=== Material for this exercise ===
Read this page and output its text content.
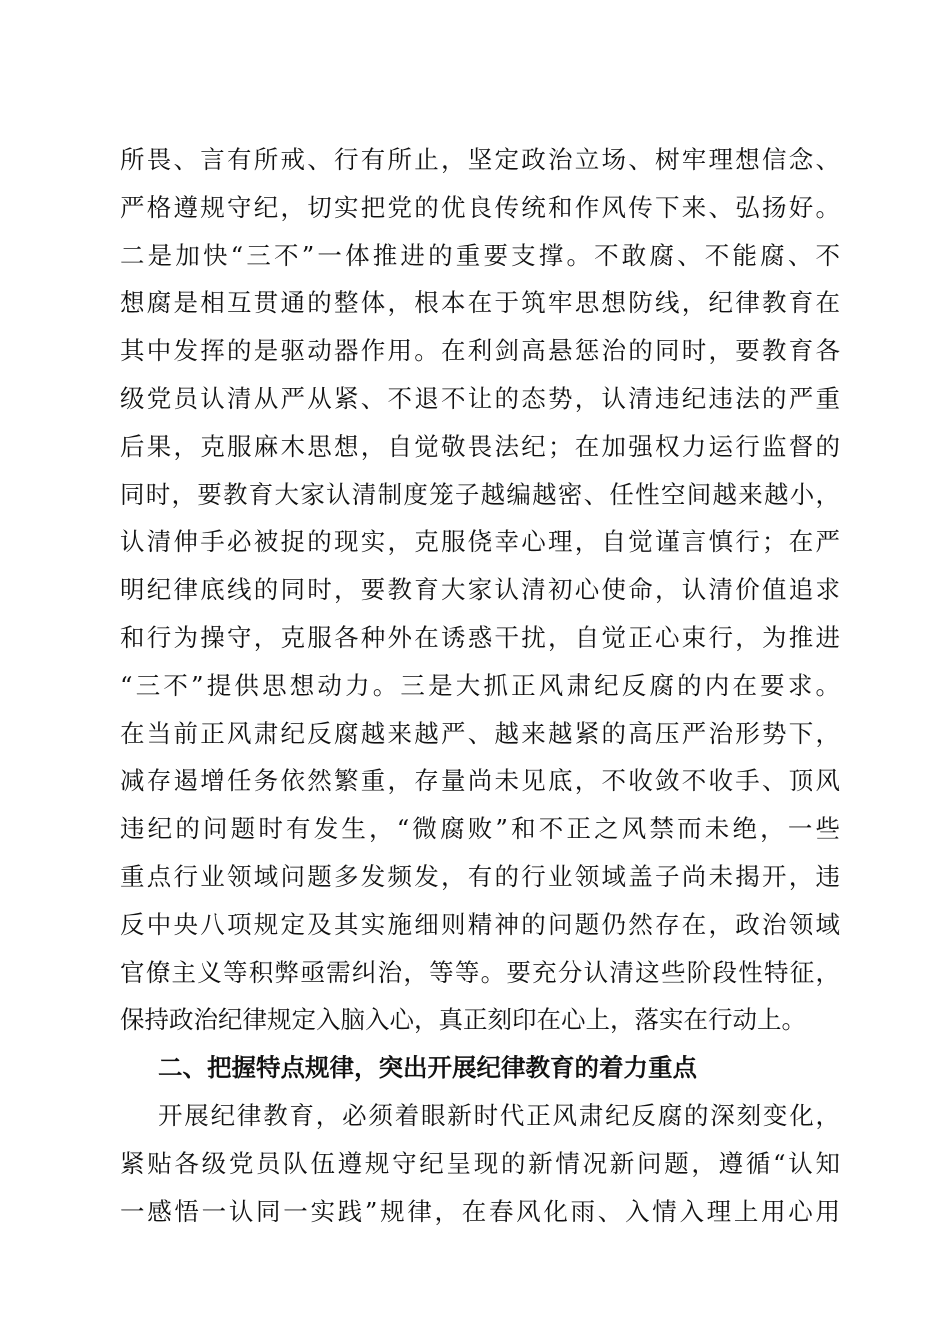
所畏、言有所戒、行有所止，坚定政治立场、树牢理想信念、
严格遵规守纪，切实把党的优良传统和作风传下来、弘扬好。
二是加快“三不”一体推进的重要支撑。不敢腐、不能腐、不
想腐是相互贯通的整体，根本在于筑牢思想防线，纪律教育在
其中发挥的是驱动器作用。在利剑高悬惩治的同时，要教育各
级党员认清从严从紧、不退不让的态势，认清违纪违法的严重
后果，克服麻木思想，自觉敬畏法纪；在加强权力运行监督的
同时，要教育大家认清制度笼子越编越密、任性空间越来越小，
认清伸手必被捉的现实，克服侥幸心理，自觉谨言慎行；在严
明纪律底线的同时，要教育大家认清初心使命，认清价值追求
和行为操守，克服各种外在诱惑干扰，自觉正心束行，为推进
“三不”提供思想动力。三是大抓正风肃纪反腐的内在要求。
在当前正风肃纪反腐越来越严、越来越紧的高压严治形势下，
减存遏增任务依然繁重，存量尚未见底，不收敛不收手、顶风
违纪的问题时有发生，“微腐败”和不正之风禁而未绝，一些
重点行业领域问题多发频发，有的行业领域盖子尚未揭开，违
反中央八项规定及其实施细则精神的问题仍然存在，政治领域
官僚主义等积弊亟需纠治，等等。要充分认清这些阶段性特征，
保持政治纪律规定入脑入心，真正刻印在心上，落实在行动上。
二、把握特点规律，突出开展纪律教育的着力重点
开展纪律教育，必须着眼新时代正风肃纪反腐的深刻变化，
紧贴各级党员队伍遵规守纪呈现的新情况新问题，遵循“认知
一感悟一认同一实践”规律，在春风化雨、入情入理上用心用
===
Given instruction
Reproduce the listing word for word and omit its pictures.

Answer
Read this page and output its text content.
所畏、言有所戒、行有所止，坚定政治立场、树牢理想信念、
严格遵规守纪，切实把党的优良传统和作风传下来、弘扬好。
二是加快“三不”一体推进的重要支撑。不敢腐、不能腐、不
想腐是相互贯通的整体，根本在于筑牢思想防线，纪律教育在
其中发挥的是驱动器作用。在利剑高悬惩治的同时，要教育各
级党员认清从严从紧、不退不让的态势，认清违纪违法的严重
后果，克服麻木思想，自觉敬畏法纪；在加强权力运行监督的
同时，要教育大家认清制度笼子越编越密、任性空间越来越小，
认清伸手必被捉的现实，克服侥幸心理，自觉谨言慎行；在严
明纪律底线的同时，要教育大家认清初心使命，认清价值追求
和行为操守，克服各种外在诱惑干扰，自觉正心束行，为推进
“三不”提供思想动力。三是大抓正风肃纪反腐的内在要求。
在当前正风肃纪反腐越来越严、越来越紧的高压严治形势下，
减存遏增任务依然繁重，存量尚未见底，不收敛不收手、顶风
违纪的问题时有发生，“微腐败”和不正之风禁而未绝，一些
重点行业领域问题多发频发，有的行业领域盖子尚未揭开，违
反中央八项规定及其实施细则精神的问题仍然存在，政治领域
官僚主义等积弊亟需纠治，等等。要充分认清这些阶段性特征，
保持政治纪律规定入脑入心，真正刻印在心上，落实在行动上。
二、把握特点规律，突出开展纪律教育的着力重点
开展纪律教育，必须着眼新时代正风肃纪反腐的深刻变化，
紧贴各级党员队伍遵规守纪呈现的新情况新问题，遵循“认知
一感悟一认同一实践”规律，在春风化雨、入情入理上用心用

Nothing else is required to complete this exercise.